Alıntılanan metin
▬▬▬▬▬▬▬▬▬▬

MGK Toplantısı | Güncel Analiz | Alparslan Kuytul

0

LEGAL GÖRÜNÜMLÜ İLLEGAL FAALİYETLERDEN KASIT NEDİR?

Alparslan KUYTUL Hocaefendi’nin MGK toplantısı ile ilgili soruya verdiği cevabın özeti:

30 Ekim’de yapılan ve on buçuk saat sürdüğü

için tarihin en uzun MGK toplantısı olarak tarihe geçen

MGK’da: “Legal görünüm altında illegal faaliyet

yürüten paralel yapılanmalar ve illegal oluşumlar

ile yürütülen mücadelenin kararlılıkla sürdürüleceği

vurgulanmıştır.” şeklinde bir karar alınıyor. Bu öyle

yuvarlak bir ifade ki isteyen polis, isteyen savcı, isteyen

hâkim, istediğini içeri atar, istediği vakfı da

kapatır. “Legal görünümlü ama illegal faaliyetiniz

var” der mi der, ucu açık bir söz. Bu şekilde bir karar

alındı ve buna göre bundan sonra bütün vakıflara,

derneklere, konferanslara, faaliyetlere isterlerse

engel olurlar.

Böyle bir karar o kırmızı kitaba geçmemeliydi.

Birtakım derin güçler Hükümeti kızdırdıkça kızdırdılar,

bu kızgınlıkla herkesten ve tüm cemaatlerden

şüphelenir bir hale getirdiler ve bu kararı hükümete

verdirttiler. Namaz kılanların eliyle, namaz kılanlar

engellenmeye çalışılıyor. Hükümet bunun farkında

olmalı. Bu tuzağa düşmemeli.

Sabah Gazetesi’nde İstihbarat kaynaklı haberler

yapan Abdurrahman Şimşek, katıldığı TV programında

açık konuştu. Şimşek MGK’da alınan karar

gereği ‘artık devlet içinde hiçbir cemaate yer olmadığını’

belirtti. Ortak bir karar alındı diyen Şimşek,

‘Bundan sonra ne Süleymancı, ne Nakşibendî, ne

Menzil, ne de İsmailağa, İskenderpaşa… Bütün cemaatlerle

devlet etkin şekilde mücadele edecek’

dedi.

▬▬▬▬▬▬▬▬▬▬

Veri kümesi alıntısı
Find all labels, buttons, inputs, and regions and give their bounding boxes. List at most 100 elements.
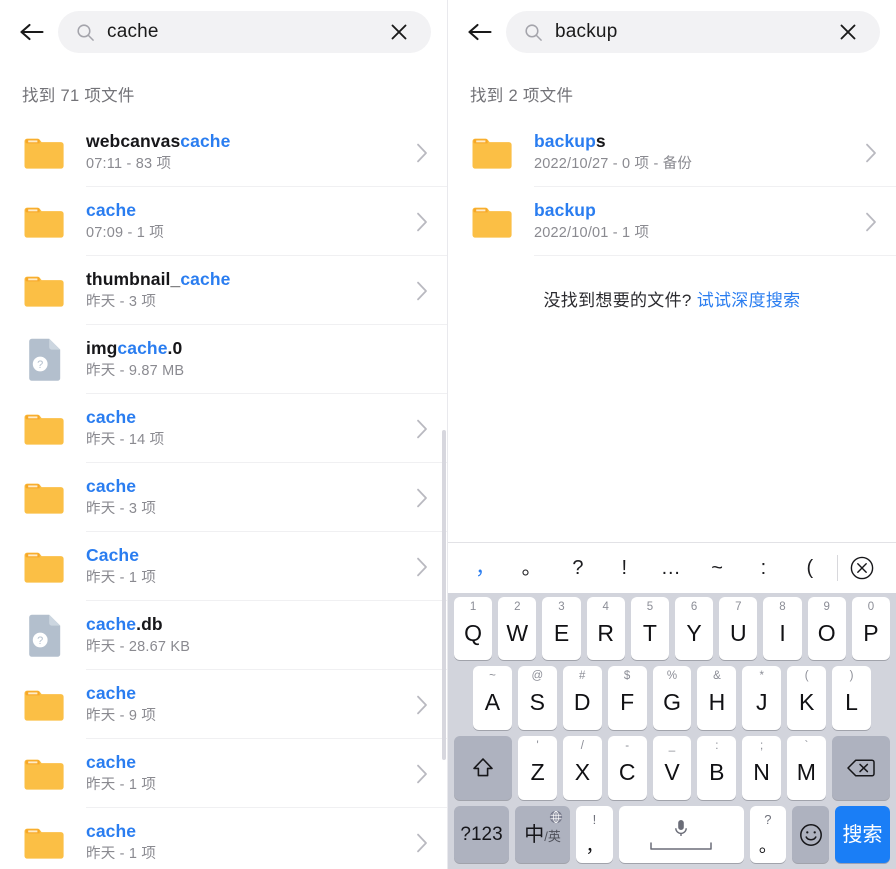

▬▬▬▬▬▬▬▬▬▬

Yapılacak iş
Yukarıdaki MGK toplantısıyla ilgili metni baştan sona, tek bir harfini bile değiştirmeden yeniden yazın.

Doğru cevap
MGK Toplantısı | Güncel Analiz | Alparslan Kuytul

0

LEGAL GÖRÜNÜMLÜ İLLEGAL FAALİYETLERDEN KASIT NEDİR?

Alparslan KUYTUL Hocaefendi’nin MGK toplantısı ile ilgili soruya verdiği cevabın özeti:

30 Ekim’de yapılan ve on buçuk saat sürdüğü

için tarihin en uzun MGK toplantısı olarak tarihe geçen

MGK’da: “Legal görünüm altında illegal faaliyet

yürüten paralel yapılanmalar ve illegal oluşumlar

ile yürütülen mücadelenin kararlılıkla sürdürüleceği

vurgulanmıştır.” şeklinde bir karar alınıyor. Bu öyle

yuvarlak bir ifade ki isteyen polis, isteyen savcı, isteyen

hâkim, istediğini içeri atar, istediği vakfı da

kapatır. “Legal görünümlü ama illegal faaliyetiniz

var” der mi der, ucu açık bir söz. Bu şekilde bir karar

alındı ve buna göre bundan sonra bütün vakıflara,

derneklere, konferanslara, faaliyetlere isterlerse

engel olurlar.

Böyle bir karar o kırmızı kitaba geçmemeliydi.

Birtakım derin güçler Hükümeti kızdırdıkça kızdırdılar,

bu kızgınlıkla herkesten ve tüm cemaatlerden

şüphelenir bir hale getirdiler ve bu kararı hükümete

verdirttiler. Namaz kılanların eliyle, namaz kılanlar

engellenmeye çalışılıyor. Hükümet bunun farkında

olmalı. Bu tuzağa düşmemeli.

Sabah Gazetesi’nde İstihbarat kaynaklı haberler

yapan Abdurrahman Şimşek, katıldığı TV programında

açık konuştu. Şimşek MGK’da alınan karar

gereği ‘artık devlet içinde hiçbir cemaate yer olmadığını’

belirtti. Ortak bir karar alındı diyen Şimşek,

‘Bundan sonra ne Süleymancı, ne Nakşibendî, ne

Menzil, ne de İsmailağa, İskenderpaşa… Bütün cemaatlerle

devlet etkin şekilde mücadele edecek’

dedi.